**Work to complete:** Single out the lines that include the word "note". Copy them.

**Given information:**
● ● ● ●

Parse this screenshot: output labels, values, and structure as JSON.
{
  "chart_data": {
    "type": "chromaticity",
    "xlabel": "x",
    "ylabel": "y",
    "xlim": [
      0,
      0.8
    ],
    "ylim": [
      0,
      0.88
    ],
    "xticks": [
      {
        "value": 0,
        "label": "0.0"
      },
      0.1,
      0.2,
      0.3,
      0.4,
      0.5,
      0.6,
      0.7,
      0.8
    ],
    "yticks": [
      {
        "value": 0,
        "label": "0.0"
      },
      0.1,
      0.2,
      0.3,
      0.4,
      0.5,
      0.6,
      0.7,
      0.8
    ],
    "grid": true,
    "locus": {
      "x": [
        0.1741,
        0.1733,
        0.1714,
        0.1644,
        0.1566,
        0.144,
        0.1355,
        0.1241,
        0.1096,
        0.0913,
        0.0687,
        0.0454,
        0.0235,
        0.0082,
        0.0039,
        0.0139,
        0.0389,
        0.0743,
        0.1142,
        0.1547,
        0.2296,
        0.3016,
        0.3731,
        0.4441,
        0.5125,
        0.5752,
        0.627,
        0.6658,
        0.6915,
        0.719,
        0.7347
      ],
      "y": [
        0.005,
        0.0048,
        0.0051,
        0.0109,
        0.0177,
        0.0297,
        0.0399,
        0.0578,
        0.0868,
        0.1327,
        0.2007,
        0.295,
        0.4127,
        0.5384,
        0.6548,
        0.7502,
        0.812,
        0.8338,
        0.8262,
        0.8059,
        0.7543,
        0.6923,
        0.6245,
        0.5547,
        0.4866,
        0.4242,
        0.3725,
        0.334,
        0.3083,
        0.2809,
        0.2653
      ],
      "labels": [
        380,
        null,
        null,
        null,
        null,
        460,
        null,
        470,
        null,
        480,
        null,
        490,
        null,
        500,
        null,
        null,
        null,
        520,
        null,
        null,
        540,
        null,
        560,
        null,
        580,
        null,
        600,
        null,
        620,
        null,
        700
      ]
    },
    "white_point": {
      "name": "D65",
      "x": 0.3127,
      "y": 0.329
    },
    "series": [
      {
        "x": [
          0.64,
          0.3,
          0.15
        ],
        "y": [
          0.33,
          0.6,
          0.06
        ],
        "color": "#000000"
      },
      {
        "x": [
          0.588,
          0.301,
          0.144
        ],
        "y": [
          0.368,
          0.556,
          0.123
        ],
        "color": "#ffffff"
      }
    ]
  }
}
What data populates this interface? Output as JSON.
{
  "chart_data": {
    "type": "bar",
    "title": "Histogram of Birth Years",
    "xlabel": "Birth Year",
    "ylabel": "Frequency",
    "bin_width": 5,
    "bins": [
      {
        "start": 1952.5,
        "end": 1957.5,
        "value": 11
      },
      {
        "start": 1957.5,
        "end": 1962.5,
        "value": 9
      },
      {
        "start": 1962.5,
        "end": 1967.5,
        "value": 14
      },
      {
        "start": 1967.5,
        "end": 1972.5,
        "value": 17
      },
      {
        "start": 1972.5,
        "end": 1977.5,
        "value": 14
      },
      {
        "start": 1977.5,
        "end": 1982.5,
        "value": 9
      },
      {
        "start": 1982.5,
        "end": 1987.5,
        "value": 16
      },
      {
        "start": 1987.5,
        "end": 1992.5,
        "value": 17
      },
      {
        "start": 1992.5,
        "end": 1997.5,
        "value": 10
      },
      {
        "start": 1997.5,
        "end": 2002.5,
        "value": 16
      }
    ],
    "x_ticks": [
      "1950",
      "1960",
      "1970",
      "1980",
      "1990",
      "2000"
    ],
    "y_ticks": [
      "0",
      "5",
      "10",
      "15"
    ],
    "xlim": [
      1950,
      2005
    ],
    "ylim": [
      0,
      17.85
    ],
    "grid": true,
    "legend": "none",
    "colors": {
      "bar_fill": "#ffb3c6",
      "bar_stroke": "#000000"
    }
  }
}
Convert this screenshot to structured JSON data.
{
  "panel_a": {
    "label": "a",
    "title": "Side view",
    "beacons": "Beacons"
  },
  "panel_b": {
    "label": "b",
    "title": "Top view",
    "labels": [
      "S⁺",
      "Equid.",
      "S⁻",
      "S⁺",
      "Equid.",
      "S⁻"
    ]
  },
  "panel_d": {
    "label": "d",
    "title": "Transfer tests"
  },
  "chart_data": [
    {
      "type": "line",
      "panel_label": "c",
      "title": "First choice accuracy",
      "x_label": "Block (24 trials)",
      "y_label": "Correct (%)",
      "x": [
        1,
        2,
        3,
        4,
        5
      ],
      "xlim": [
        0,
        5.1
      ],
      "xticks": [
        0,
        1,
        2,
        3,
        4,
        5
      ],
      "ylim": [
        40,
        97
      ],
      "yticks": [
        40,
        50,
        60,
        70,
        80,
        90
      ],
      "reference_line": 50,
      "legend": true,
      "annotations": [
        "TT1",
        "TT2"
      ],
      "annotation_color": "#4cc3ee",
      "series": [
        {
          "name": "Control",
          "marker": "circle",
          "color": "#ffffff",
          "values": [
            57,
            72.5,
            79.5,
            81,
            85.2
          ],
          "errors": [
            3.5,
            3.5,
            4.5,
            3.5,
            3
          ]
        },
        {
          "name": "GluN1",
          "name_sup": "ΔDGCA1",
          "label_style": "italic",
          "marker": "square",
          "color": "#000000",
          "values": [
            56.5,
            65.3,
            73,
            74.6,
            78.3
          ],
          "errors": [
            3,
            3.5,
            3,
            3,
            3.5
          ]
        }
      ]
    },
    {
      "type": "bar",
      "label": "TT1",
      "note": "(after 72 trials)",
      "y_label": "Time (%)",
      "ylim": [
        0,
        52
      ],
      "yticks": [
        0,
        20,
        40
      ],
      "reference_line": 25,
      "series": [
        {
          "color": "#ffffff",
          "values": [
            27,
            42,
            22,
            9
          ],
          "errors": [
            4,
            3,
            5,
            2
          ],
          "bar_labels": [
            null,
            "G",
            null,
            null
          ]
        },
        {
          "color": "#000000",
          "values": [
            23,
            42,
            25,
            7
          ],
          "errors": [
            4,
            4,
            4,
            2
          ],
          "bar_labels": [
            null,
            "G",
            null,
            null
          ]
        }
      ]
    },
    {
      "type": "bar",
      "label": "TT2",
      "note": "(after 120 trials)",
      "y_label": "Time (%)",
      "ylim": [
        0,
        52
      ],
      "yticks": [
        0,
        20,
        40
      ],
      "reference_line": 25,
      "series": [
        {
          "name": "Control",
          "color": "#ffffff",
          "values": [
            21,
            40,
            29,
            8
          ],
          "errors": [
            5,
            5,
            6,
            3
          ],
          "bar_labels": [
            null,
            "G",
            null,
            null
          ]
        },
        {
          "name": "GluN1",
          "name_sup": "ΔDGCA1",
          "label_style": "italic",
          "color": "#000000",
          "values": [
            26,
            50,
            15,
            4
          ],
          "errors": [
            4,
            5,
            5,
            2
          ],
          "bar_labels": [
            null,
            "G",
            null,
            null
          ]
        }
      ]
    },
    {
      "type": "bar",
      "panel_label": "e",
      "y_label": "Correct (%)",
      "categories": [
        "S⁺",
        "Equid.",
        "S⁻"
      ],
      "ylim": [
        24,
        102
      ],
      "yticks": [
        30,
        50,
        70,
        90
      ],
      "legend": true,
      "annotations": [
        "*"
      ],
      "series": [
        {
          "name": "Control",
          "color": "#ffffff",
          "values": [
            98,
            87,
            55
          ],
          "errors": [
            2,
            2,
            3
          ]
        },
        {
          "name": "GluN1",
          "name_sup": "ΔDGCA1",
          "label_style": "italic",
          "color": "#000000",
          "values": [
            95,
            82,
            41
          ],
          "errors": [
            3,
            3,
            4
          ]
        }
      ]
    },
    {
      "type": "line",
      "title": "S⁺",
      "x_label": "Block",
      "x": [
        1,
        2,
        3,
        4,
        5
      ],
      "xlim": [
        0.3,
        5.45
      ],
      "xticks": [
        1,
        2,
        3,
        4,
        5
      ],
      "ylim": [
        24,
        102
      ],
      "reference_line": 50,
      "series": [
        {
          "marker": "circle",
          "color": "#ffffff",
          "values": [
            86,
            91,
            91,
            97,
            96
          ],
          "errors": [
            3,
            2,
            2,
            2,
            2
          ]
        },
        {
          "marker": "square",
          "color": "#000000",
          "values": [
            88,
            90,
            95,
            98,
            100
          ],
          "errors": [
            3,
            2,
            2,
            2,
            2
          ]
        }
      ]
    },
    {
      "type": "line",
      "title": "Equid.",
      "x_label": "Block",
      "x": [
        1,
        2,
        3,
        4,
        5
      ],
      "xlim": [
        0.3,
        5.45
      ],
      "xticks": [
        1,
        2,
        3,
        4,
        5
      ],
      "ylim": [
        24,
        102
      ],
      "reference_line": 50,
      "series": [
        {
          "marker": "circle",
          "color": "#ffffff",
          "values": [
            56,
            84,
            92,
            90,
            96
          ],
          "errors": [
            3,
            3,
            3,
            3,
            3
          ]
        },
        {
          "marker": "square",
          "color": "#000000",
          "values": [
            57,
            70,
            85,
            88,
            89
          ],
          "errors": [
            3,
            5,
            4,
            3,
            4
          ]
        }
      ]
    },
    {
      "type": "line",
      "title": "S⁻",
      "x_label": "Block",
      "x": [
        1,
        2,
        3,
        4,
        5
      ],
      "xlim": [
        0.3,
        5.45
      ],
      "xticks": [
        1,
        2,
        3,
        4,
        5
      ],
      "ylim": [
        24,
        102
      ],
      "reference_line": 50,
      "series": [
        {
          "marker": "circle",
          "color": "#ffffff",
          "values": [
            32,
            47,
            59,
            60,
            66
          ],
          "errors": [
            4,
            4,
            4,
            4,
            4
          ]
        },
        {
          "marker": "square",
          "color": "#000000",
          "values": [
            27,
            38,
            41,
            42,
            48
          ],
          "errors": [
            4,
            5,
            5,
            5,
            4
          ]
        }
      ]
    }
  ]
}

● ● ● ●

**Solution for this task:**
      "note": "(after 72 trials)",
      "note": "(after 120 trials)",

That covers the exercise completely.